What you should do - Count lines holding the string "title" in the data that follows. Reply with one number only.

Available records -

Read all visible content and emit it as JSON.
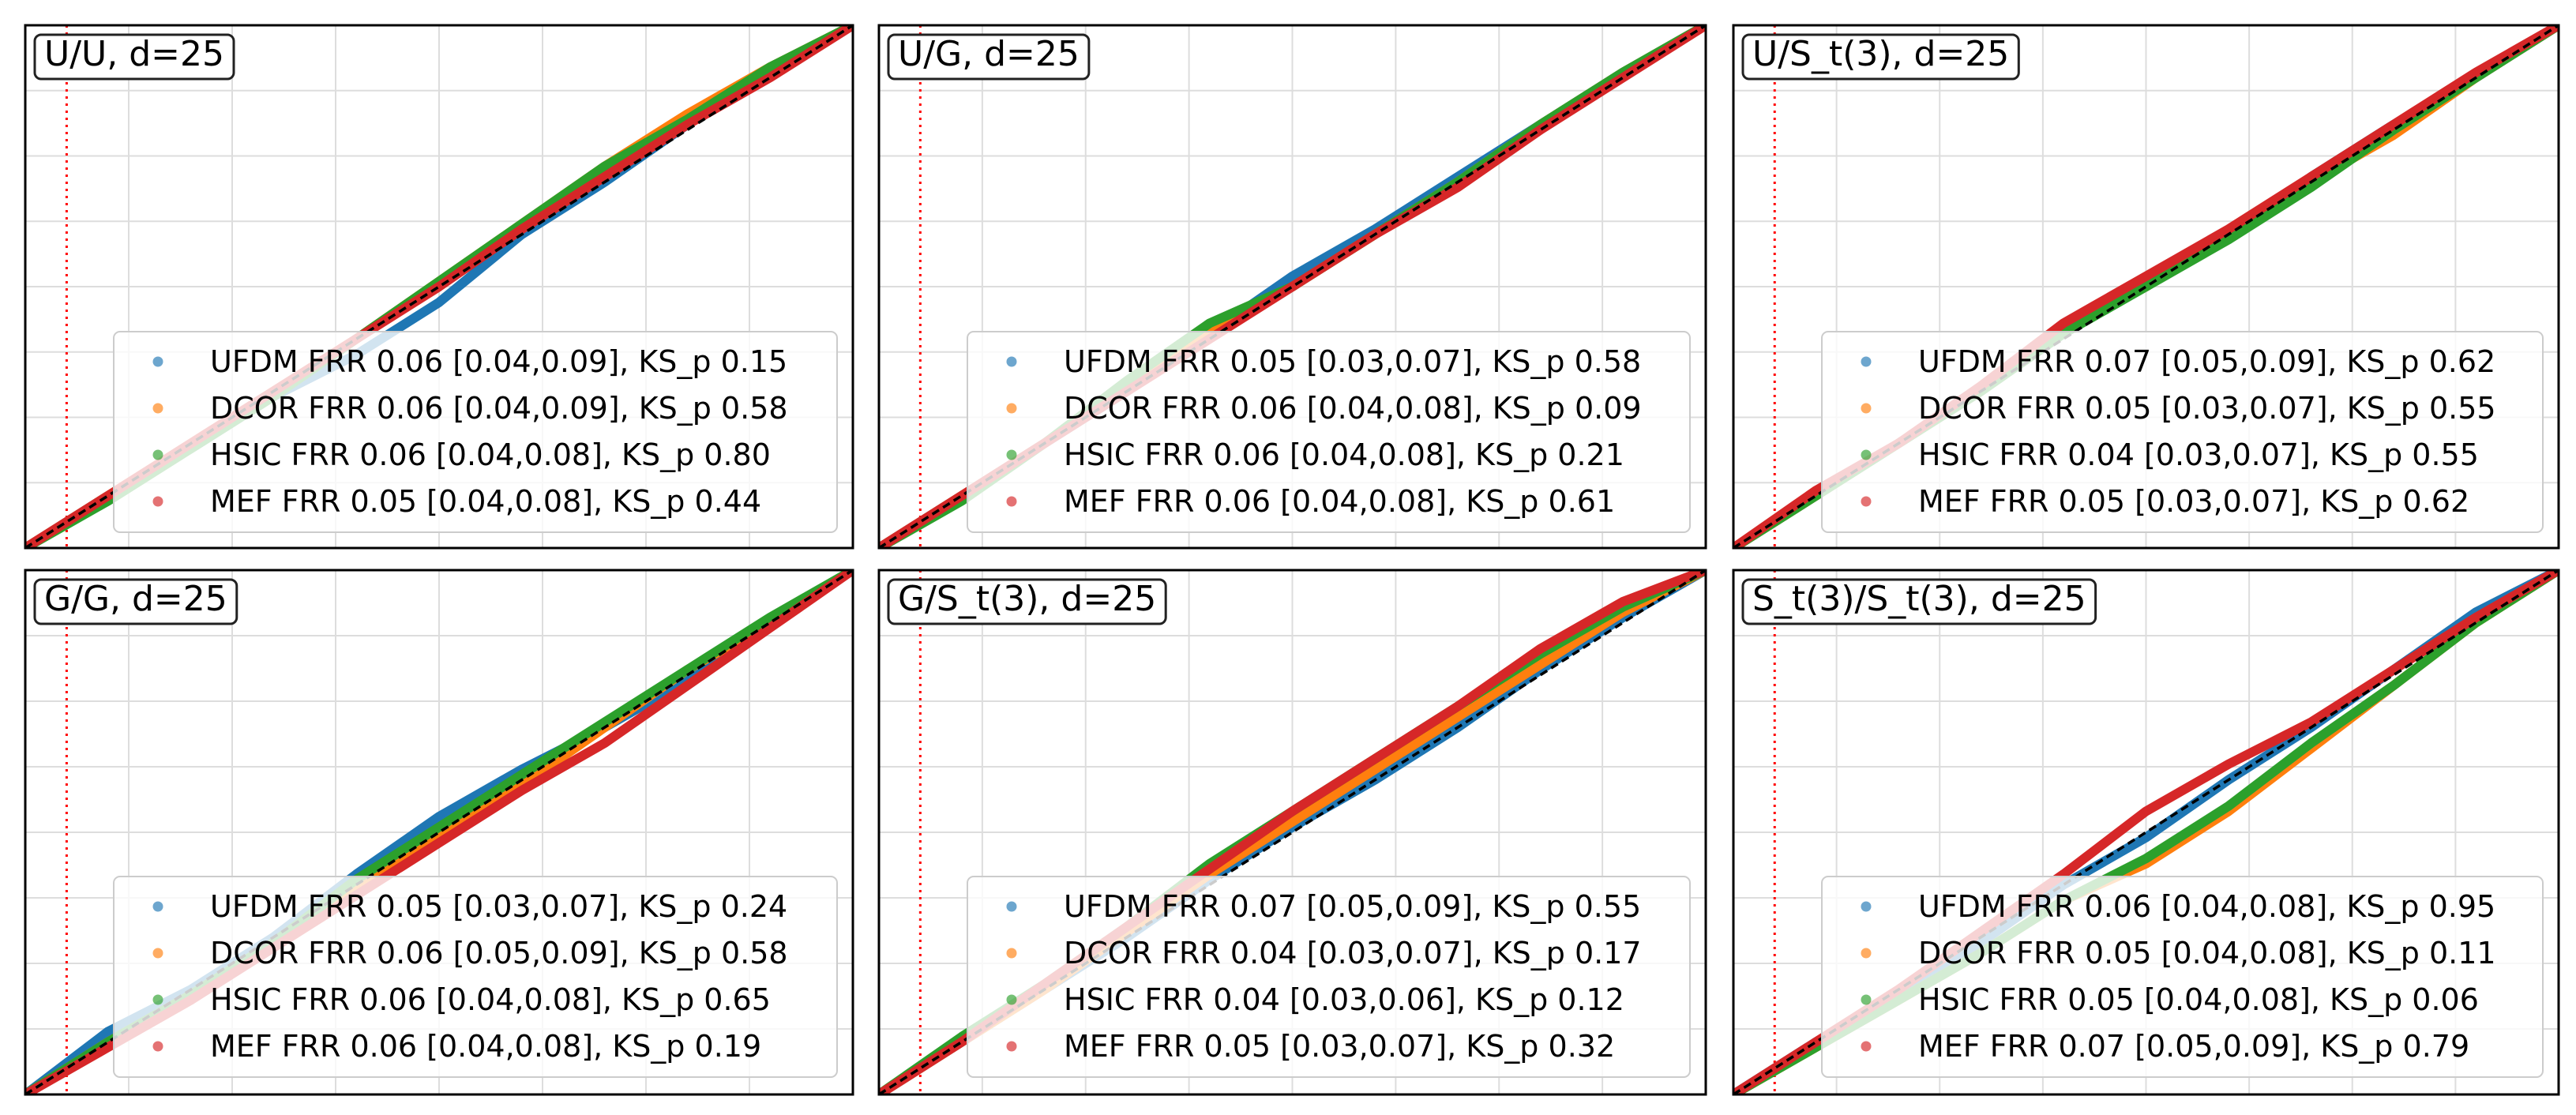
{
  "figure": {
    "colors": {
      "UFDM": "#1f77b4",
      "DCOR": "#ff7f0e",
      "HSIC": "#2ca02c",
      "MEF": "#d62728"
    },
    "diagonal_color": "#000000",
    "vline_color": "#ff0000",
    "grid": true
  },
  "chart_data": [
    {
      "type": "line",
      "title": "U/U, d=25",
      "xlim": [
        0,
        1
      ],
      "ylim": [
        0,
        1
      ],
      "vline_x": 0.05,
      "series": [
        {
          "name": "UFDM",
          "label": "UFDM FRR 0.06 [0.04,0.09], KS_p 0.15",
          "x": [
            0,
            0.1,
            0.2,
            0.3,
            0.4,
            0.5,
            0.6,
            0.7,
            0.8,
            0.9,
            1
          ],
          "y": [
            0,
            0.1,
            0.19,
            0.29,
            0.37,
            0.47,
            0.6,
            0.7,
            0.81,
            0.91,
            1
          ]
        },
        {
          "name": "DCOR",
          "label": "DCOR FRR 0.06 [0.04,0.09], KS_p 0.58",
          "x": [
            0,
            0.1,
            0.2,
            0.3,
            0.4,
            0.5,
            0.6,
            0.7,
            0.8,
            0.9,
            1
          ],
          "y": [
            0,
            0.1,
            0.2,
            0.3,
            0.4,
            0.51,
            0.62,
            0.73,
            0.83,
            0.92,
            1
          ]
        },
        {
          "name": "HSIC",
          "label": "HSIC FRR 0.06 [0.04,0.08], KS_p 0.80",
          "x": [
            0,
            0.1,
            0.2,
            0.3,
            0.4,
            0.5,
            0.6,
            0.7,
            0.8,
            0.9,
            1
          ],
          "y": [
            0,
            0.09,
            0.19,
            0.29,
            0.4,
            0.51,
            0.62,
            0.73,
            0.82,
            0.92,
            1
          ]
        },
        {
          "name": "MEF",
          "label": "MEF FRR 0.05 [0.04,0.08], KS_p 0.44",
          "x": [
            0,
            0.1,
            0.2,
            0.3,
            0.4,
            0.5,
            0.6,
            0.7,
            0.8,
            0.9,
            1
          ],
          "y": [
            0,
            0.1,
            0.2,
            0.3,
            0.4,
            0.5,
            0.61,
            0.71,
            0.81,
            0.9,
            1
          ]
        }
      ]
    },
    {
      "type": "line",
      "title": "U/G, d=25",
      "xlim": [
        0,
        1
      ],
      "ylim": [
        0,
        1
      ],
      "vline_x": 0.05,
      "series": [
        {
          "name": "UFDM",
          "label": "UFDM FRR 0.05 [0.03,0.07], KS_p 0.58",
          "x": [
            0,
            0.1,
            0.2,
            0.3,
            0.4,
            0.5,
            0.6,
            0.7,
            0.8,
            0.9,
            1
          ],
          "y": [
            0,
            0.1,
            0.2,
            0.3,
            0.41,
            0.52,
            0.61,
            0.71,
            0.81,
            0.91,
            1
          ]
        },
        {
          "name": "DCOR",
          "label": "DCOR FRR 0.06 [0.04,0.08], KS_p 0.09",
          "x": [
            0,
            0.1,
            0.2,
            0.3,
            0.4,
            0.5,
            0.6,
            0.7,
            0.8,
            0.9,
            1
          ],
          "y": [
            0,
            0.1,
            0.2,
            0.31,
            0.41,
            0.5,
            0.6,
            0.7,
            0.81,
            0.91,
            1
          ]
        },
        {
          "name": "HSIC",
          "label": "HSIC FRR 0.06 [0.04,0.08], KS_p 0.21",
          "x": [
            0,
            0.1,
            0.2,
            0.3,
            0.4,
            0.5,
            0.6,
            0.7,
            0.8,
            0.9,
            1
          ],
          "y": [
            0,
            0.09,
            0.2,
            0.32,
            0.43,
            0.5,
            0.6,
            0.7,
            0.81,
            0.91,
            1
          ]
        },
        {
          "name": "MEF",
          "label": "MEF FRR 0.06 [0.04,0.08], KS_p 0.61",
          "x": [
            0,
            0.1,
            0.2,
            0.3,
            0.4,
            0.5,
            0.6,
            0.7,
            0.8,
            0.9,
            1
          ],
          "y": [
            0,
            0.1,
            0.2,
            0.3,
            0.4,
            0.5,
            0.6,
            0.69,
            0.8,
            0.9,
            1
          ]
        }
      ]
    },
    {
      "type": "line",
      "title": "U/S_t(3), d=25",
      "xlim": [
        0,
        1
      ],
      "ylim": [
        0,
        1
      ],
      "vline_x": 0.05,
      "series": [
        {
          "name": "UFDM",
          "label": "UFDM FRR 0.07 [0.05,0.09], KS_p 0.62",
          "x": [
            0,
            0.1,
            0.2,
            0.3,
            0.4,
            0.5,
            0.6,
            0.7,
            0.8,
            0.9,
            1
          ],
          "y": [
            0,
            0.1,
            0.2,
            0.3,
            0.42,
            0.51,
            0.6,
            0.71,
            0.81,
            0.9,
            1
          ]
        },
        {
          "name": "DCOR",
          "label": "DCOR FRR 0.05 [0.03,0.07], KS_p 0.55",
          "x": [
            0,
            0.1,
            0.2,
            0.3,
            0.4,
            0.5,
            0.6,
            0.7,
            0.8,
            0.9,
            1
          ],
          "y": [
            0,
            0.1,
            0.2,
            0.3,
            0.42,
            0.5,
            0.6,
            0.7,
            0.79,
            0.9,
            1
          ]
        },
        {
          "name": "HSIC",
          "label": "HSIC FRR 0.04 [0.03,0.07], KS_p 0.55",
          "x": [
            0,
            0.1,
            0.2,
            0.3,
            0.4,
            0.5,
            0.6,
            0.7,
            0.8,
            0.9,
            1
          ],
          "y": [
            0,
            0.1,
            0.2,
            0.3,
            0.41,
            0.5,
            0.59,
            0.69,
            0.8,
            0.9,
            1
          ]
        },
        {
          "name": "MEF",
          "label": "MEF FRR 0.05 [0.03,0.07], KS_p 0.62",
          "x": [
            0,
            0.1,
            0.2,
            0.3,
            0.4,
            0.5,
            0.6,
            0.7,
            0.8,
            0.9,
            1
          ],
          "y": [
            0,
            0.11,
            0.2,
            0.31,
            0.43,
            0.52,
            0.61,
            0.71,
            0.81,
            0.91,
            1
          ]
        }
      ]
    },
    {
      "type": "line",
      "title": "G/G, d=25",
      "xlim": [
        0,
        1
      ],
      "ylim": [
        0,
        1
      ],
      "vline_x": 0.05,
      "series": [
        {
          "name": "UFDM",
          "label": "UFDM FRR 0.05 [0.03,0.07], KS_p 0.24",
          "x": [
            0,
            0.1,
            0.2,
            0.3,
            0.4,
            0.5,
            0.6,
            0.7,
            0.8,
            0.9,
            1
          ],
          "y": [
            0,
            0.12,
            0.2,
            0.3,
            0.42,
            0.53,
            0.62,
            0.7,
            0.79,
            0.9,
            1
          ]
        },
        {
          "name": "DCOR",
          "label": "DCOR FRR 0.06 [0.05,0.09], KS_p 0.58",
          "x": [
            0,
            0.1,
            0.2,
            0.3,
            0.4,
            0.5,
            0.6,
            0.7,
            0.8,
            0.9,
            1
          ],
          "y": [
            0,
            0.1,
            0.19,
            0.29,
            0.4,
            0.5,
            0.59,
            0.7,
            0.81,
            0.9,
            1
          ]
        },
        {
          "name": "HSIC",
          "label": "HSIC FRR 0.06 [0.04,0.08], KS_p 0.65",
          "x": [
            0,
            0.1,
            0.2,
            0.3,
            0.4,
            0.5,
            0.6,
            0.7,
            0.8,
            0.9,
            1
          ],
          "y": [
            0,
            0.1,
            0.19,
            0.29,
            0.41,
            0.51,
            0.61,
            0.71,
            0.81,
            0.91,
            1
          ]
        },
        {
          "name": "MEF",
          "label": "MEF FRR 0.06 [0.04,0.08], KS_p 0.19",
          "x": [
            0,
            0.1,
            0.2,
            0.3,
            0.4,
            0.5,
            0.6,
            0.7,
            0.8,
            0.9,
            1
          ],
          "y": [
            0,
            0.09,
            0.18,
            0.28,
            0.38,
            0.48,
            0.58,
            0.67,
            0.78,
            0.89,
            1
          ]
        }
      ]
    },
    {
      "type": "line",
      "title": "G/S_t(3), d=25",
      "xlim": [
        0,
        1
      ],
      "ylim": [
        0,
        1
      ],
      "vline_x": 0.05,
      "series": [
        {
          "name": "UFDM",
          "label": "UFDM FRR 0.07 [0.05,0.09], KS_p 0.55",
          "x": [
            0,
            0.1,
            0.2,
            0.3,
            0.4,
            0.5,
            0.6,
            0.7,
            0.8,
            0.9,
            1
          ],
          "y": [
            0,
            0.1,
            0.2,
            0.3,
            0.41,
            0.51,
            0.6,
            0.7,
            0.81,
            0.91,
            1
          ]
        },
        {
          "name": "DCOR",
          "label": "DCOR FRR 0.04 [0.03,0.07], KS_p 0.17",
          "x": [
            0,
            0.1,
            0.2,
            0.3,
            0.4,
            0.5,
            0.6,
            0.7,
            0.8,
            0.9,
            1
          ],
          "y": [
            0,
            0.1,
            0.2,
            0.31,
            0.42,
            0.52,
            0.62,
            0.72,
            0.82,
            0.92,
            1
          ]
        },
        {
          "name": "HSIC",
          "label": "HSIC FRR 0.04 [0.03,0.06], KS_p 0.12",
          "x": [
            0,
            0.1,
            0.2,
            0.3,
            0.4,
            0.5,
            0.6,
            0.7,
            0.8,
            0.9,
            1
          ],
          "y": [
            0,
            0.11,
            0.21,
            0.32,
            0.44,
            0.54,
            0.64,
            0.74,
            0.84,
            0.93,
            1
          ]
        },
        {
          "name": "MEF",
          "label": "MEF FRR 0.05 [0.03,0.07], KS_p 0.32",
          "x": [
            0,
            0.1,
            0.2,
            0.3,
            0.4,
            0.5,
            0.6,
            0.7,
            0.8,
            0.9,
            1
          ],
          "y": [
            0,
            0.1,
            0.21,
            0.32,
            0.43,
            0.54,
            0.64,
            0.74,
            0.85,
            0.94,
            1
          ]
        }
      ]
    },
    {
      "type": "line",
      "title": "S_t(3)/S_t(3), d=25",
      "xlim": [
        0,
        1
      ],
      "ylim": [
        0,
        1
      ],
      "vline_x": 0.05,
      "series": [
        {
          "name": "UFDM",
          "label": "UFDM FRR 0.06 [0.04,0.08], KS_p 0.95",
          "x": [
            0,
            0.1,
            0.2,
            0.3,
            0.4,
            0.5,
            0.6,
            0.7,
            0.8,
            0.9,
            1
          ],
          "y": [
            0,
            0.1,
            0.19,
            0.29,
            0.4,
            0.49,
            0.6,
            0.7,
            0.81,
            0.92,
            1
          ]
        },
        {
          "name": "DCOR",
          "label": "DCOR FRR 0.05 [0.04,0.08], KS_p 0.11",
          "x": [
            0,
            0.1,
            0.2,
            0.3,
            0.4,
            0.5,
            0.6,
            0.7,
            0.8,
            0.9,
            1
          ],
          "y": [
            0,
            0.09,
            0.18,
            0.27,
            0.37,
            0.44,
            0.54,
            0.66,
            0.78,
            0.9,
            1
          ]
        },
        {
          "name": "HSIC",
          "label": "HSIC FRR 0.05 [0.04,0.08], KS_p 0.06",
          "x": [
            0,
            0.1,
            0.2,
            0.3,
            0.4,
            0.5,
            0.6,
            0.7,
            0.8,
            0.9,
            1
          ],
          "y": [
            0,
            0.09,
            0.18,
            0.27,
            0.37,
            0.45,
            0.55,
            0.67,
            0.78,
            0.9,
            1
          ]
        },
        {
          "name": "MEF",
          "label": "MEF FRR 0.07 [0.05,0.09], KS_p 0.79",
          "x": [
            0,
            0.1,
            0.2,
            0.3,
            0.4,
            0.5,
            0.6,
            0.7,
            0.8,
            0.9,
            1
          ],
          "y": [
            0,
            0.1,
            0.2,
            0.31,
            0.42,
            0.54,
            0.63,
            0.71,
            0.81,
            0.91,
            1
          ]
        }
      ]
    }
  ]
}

Exercise response - 6